- **INSTRUCTIONS FOR THE TASK**:
Revise the lines below by replacing "comment-username" with "comment-author" wherever it occurs, leaving everything else unchanged. Omit the pictures from your answer.

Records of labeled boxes
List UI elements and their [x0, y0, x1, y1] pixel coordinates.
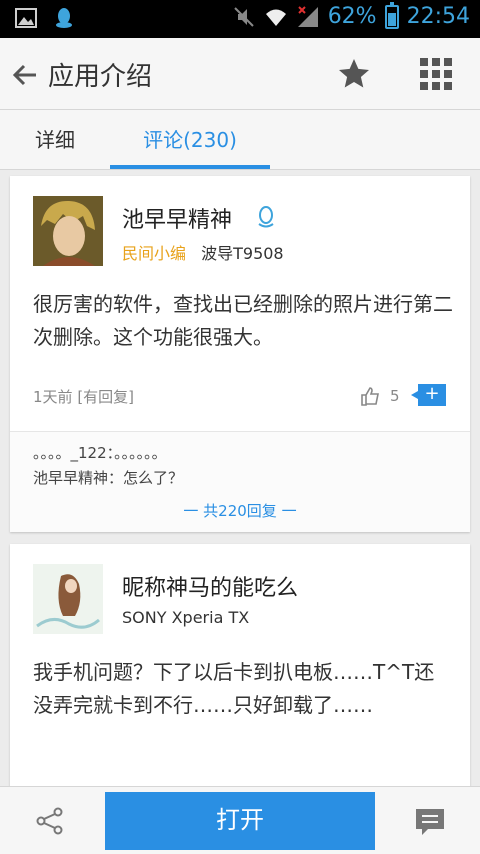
- page-title: 应用介绍: [48, 62, 153, 92]
- tab-comments[interactable]: 评论(230): [110, 110, 270, 170]
- share-icon[interactable]: [34, 805, 66, 837]
- comment-username[interactable]: 池早早精神: [122, 202, 232, 234]
- wifi-icon: [265, 9, 286, 26]
- reply-status: [有回复]: [77, 388, 135, 406]
- comment-time: 1天前: [33, 388, 73, 406]
- comment-username[interactable]: 昵称神马的能吃么: [122, 570, 298, 602]
- mute-icon: [233, 6, 254, 27]
- battery-percent: 62%: [327, 4, 377, 29]
- add-reply-button[interactable]: +: [411, 384, 446, 406]
- reply-item: 池早早精神：怎么了？: [33, 469, 184, 487]
- signal-icon: [297, 5, 318, 27]
- thumbs-up-icon[interactable]: [360, 386, 380, 406]
- qq-notification-icon: [56, 8, 72, 28]
- app-header: 应用介绍: [0, 38, 480, 110]
- reply-item: 。。。。_122：。。。。。。: [33, 444, 167, 462]
- avatar[interactable]: [33, 564, 103, 634]
- qq-badge-icon: [258, 206, 274, 228]
- bottom-action-bar: 打开: [0, 786, 480, 854]
- comment-icon[interactable]: [414, 807, 446, 837]
- comment-card: 池早早精神 民间小编 波导T9508 很厉害的软件，查找出已经删除的照片进行第二…: [10, 176, 470, 532]
- tab-active-indicator: [110, 165, 270, 169]
- gallery-notification-icon: [15, 8, 37, 28]
- avatar[interactable]: [33, 196, 103, 266]
- reply-list: 。。。。_122：。。。。。。 池早早精神：怎么了？ 一 共220回复 一: [10, 431, 470, 532]
- comment-text: 很厉害的软件，查找出已经删除的照片进行第二次删除。这个功能很强大。: [33, 292, 453, 349]
- more-replies-link[interactable]: 一 共220回复 一: [10, 500, 470, 521]
- tab-bar: 详细 评论(230): [0, 110, 480, 170]
- battery-icon: [384, 1, 399, 29]
- device-name: 波导T9508: [201, 244, 284, 263]
- tab-detail[interactable]: 详细: [0, 110, 110, 170]
- user-info-row: SONY Xperia TX: [122, 608, 249, 627]
- clock: 22:54: [406, 4, 470, 29]
- status-bar: 62% 22:54: [0, 0, 480, 38]
- user-info-row: 民间小编 波导T9508: [122, 240, 284, 264]
- comment-card: 昵称神马的能吃么 SONY Xperia TX 我手机问题？下了以后卡到扒电板……: [10, 544, 470, 804]
- open-app-button[interactable]: 打开: [105, 792, 375, 850]
- user-tag: 民间小编: [122, 244, 187, 263]
- grid-menu-icon[interactable]: [420, 58, 452, 90]
- like-count: 5: [390, 387, 400, 405]
- device-name: SONY Xperia TX: [122, 608, 250, 627]
- back-arrow-icon[interactable]: [10, 60, 40, 90]
- comment-meta: 1天前 [有回复]: [33, 386, 134, 407]
- comment-text: 我手机问题？下了以后卡到扒电板……T^T还没弄完就卡到不行……只好卸载了……: [33, 660, 435, 717]
- favorite-star-icon[interactable]: [336, 56, 372, 92]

- **TASK RESPONSE**:
List UI elements and their [x0, y0, x1, y1] pixel coordinates.
- page-title: 应用介绍: [48, 62, 153, 92]
- tab-comments[interactable]: 评论(230): [110, 110, 270, 170]
- share-icon[interactable]: [34, 805, 66, 837]
- comment-author[interactable]: 池早早精神: [122, 202, 232, 234]
- wifi-icon: [265, 9, 286, 26]
- reply-status: [有回复]: [77, 388, 135, 406]
- comment-time: 1天前: [33, 388, 73, 406]
- comment-author[interactable]: 昵称神马的能吃么: [122, 570, 298, 602]
- mute-icon: [233, 6, 254, 27]
- battery-percent: 62%: [327, 4, 377, 29]
- add-reply-button[interactable]: +: [411, 384, 446, 406]
- reply-item: 池早早精神：怎么了？: [33, 469, 184, 487]
- signal-icon: [297, 5, 318, 27]
- thumbs-up-icon[interactable]: [360, 386, 380, 406]
- qq-notification-icon: [56, 8, 72, 28]
- app-header: 应用介绍: [0, 38, 480, 110]
- reply-item: 。。。。_122：。。。。。。: [33, 444, 167, 462]
- avatar[interactable]: [33, 564, 103, 634]
- qq-badge-icon: [258, 206, 274, 228]
- bottom-action-bar: 打开: [0, 786, 480, 854]
- comment-icon[interactable]: [414, 807, 446, 837]
- comment-card: 池早早精神 民间小编 波导T9508 很厉害的软件，查找出已经删除的照片进行第二…: [10, 176, 470, 532]
- tab-active-indicator: [110, 165, 270, 169]
- gallery-notification-icon: [15, 8, 37, 28]
- avatar[interactable]: [33, 196, 103, 266]
- reply-list: 。。。。_122：。。。。。。 池早早精神：怎么了？ 一 共220回复 一: [10, 431, 470, 532]
- comment-text: 很厉害的软件，查找出已经删除的照片进行第二次删除。这个功能很强大。: [33, 292, 453, 349]
- more-replies-link[interactable]: 一 共220回复 一: [10, 500, 470, 521]
- tab-bar: 详细 评论(230): [0, 110, 480, 170]
- battery-icon: [384, 1, 399, 29]
- device-name: 波导T9508: [201, 244, 284, 263]
- tab-detail[interactable]: 详细: [0, 110, 110, 170]
- user-info-row: SONY Xperia TX: [122, 608, 249, 627]
- clock: 22:54: [406, 4, 470, 29]
- status-bar: 62% 22:54: [0, 0, 480, 38]
- user-info-row: 民间小编 波导T9508: [122, 240, 284, 264]
- comment-card: 昵称神马的能吃么 SONY Xperia TX 我手机问题？下了以后卡到扒电板……: [10, 544, 470, 804]
- open-app-button[interactable]: 打开: [105, 792, 375, 850]
- user-tag: 民间小编: [122, 244, 187, 263]
- grid-menu-icon[interactable]: [420, 58, 452, 90]
- like-count: 5: [390, 387, 400, 405]
- device-name: SONY Xperia TX: [122, 608, 250, 627]
- back-arrow-icon[interactable]: [10, 60, 40, 90]
- comment-meta: 1天前 [有回复]: [33, 386, 134, 407]
- comment-text: 我手机问题？下了以后卡到扒电板……T^T还没弄完就卡到不行……只好卸载了……: [33, 660, 435, 717]
- favorite-star-icon[interactable]: [336, 56, 372, 92]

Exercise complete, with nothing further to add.